-- BEGIN PROVIDED INFORMATION --

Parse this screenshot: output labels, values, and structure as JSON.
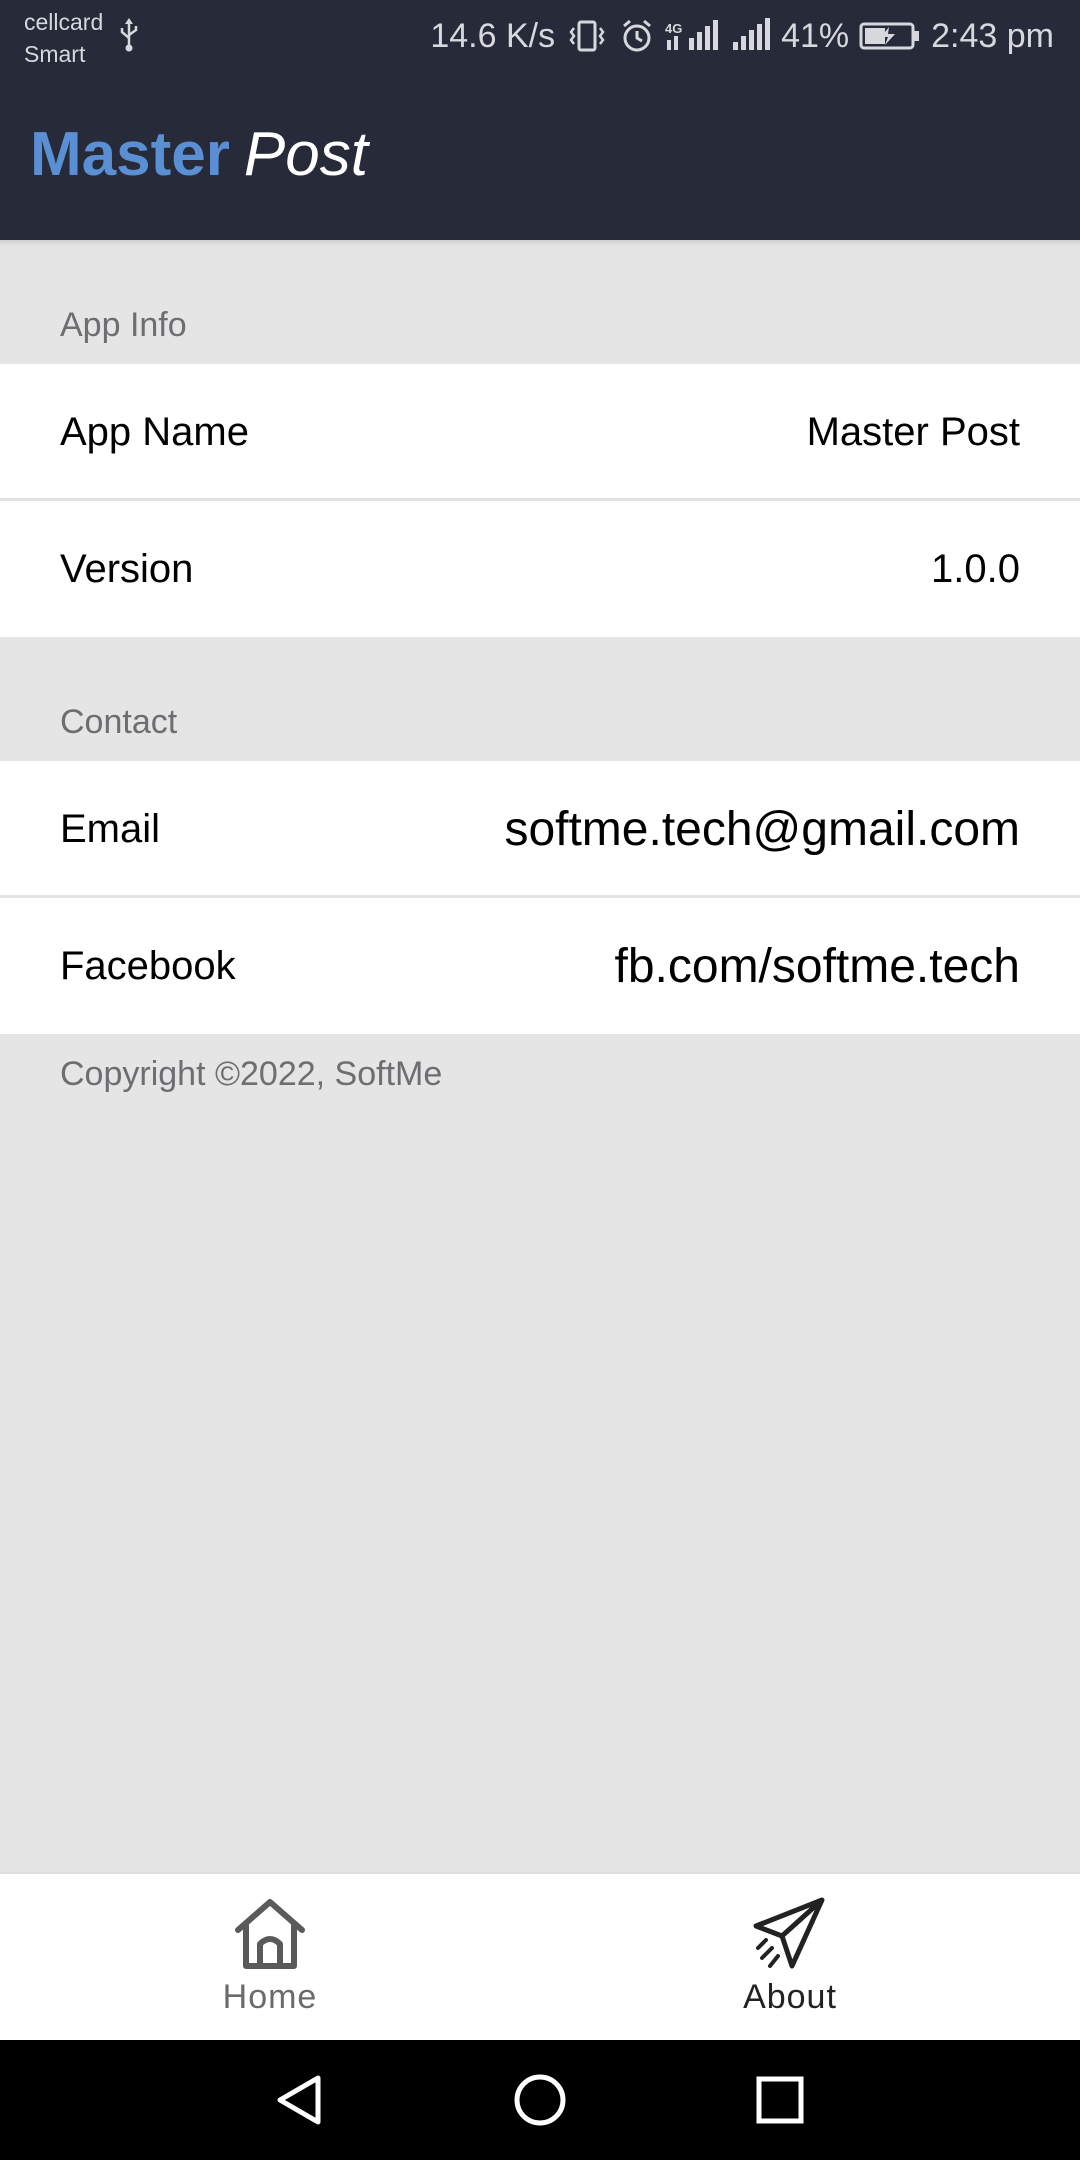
{
  "status_bar": {
    "carrier_line1": "cellcard",
    "carrier_line2": "Smart",
    "network_speed": "14.6 K/s",
    "battery_percent": "41%",
    "time": "2:43 pm",
    "icons": [
      "usb-icon",
      "vibrate-icon",
      "alarm-icon",
      "signal-4g-icon",
      "signal-icon",
      "battery-charging-icon"
    ]
  },
  "app_bar": {
    "title_part1": "Master",
    "title_part2": "Post",
    "accent_color": "#5b8fd4",
    "background_color": "#272b39"
  },
  "sections": {
    "app_info": {
      "header": "App Info",
      "rows": [
        {
          "label": "App Name",
          "value": "Master Post"
        },
        {
          "label": "Version",
          "value": "1.0.0"
        }
      ]
    },
    "contact": {
      "header": "Contact",
      "rows": [
        {
          "label": "Email",
          "value": "softme.tech@gmail.com"
        },
        {
          "label": "Facebook",
          "value": "fb.com/softme.tech"
        }
      ]
    }
  },
  "copyright": "Copyright ©2022, SoftMe",
  "bottom_nav": {
    "items": [
      {
        "label": "Home",
        "icon": "home-icon",
        "active": false
      },
      {
        "label": "About",
        "icon": "paper-plane-icon",
        "active": true
      }
    ]
  },
  "system_nav": {
    "icons": [
      "back-triangle-icon",
      "home-circle-icon",
      "recents-square-icon"
    ]
  }
}
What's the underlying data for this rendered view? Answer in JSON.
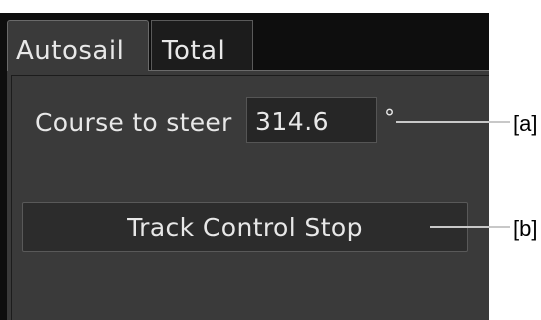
{
  "tabs": [
    {
      "label": "Autosail",
      "active": true
    },
    {
      "label": "Total",
      "active": false
    }
  ],
  "course_to_steer": {
    "label": "Course to steer",
    "value": "314.6",
    "unit": "°"
  },
  "track_control_button": {
    "label": "Track Control Stop"
  },
  "callouts": {
    "a": "[a]",
    "b": "[b]"
  },
  "colors": {
    "panel_background": "#3a3a3a",
    "frame_background": "#0e0e0e",
    "text": "#e8e8e8",
    "leader_line": "#c8c8c8"
  }
}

-- END PROVIDED INFORMATION --

**TASK STATEMENT:** Pull every line containing "Master" out of the data above.

**RIGHT ANSWER:**
    "title_part1": "Master",
          "value": "Master Post"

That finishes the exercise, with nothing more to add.